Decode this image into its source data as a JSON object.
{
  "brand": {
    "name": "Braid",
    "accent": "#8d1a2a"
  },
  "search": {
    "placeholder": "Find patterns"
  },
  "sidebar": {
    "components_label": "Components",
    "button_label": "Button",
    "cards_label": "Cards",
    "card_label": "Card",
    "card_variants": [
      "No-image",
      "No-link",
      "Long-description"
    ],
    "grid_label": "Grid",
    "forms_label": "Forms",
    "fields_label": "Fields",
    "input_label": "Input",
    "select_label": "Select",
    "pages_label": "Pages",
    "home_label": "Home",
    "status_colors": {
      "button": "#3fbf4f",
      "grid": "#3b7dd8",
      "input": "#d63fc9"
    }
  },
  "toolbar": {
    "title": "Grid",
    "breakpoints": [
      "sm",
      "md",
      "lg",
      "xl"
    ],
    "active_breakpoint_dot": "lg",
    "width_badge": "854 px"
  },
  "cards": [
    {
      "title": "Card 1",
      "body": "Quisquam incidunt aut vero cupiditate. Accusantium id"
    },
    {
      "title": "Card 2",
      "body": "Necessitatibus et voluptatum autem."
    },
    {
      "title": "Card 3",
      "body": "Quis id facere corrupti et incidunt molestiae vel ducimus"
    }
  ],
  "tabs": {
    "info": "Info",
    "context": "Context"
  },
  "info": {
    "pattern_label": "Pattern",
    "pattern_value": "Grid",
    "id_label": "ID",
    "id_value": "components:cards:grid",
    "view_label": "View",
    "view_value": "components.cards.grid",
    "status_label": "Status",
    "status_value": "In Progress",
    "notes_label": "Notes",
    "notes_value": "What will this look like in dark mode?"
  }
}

---

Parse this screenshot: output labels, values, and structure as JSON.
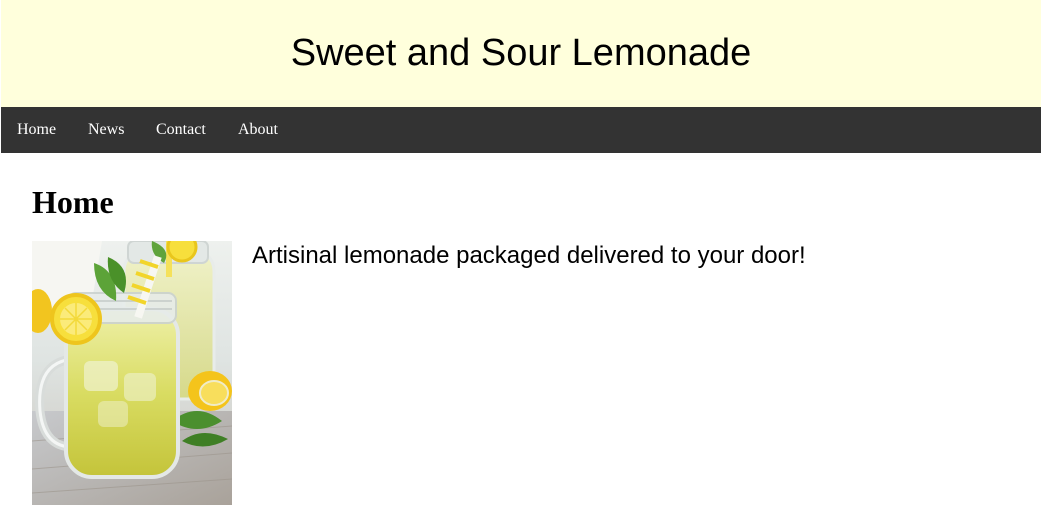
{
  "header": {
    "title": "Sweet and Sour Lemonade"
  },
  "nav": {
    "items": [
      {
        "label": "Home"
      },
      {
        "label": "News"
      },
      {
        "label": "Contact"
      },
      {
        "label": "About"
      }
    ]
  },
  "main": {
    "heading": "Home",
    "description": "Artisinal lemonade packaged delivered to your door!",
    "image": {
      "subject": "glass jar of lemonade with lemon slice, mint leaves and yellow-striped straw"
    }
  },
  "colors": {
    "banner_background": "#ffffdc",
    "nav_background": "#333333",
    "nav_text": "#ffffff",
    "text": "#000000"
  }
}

--

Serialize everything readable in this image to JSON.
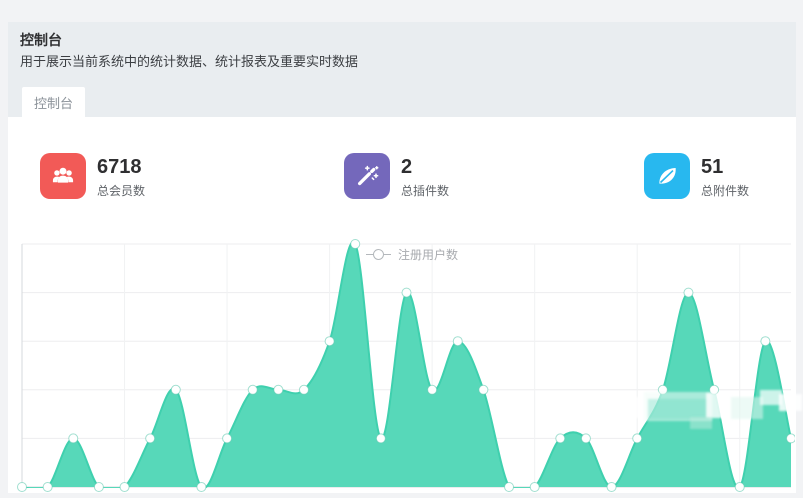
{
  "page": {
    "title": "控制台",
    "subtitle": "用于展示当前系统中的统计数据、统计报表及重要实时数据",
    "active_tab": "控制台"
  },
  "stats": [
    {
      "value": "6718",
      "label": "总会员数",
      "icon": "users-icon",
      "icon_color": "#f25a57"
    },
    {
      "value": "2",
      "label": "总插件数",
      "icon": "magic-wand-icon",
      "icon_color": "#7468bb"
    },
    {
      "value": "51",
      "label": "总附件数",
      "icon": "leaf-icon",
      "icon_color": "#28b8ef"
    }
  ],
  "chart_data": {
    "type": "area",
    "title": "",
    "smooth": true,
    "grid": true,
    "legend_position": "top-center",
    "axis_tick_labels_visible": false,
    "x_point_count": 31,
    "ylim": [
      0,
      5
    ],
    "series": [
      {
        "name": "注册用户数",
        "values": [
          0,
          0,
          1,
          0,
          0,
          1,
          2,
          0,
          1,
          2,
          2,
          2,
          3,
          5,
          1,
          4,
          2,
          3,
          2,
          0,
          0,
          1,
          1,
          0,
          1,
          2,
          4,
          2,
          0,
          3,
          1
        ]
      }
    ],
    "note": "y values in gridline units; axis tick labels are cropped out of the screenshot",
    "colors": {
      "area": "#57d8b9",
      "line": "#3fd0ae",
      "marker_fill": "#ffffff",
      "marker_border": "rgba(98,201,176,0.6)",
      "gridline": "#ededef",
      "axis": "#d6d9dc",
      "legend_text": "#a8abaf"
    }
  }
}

Exercise details:
Go through the records above and copy every line with the word "image".

Response to this exercise:
Decode this image into its source data as a JSON object.
      "No-image",
    "image": {
Serialize everything readable in this image to JSON.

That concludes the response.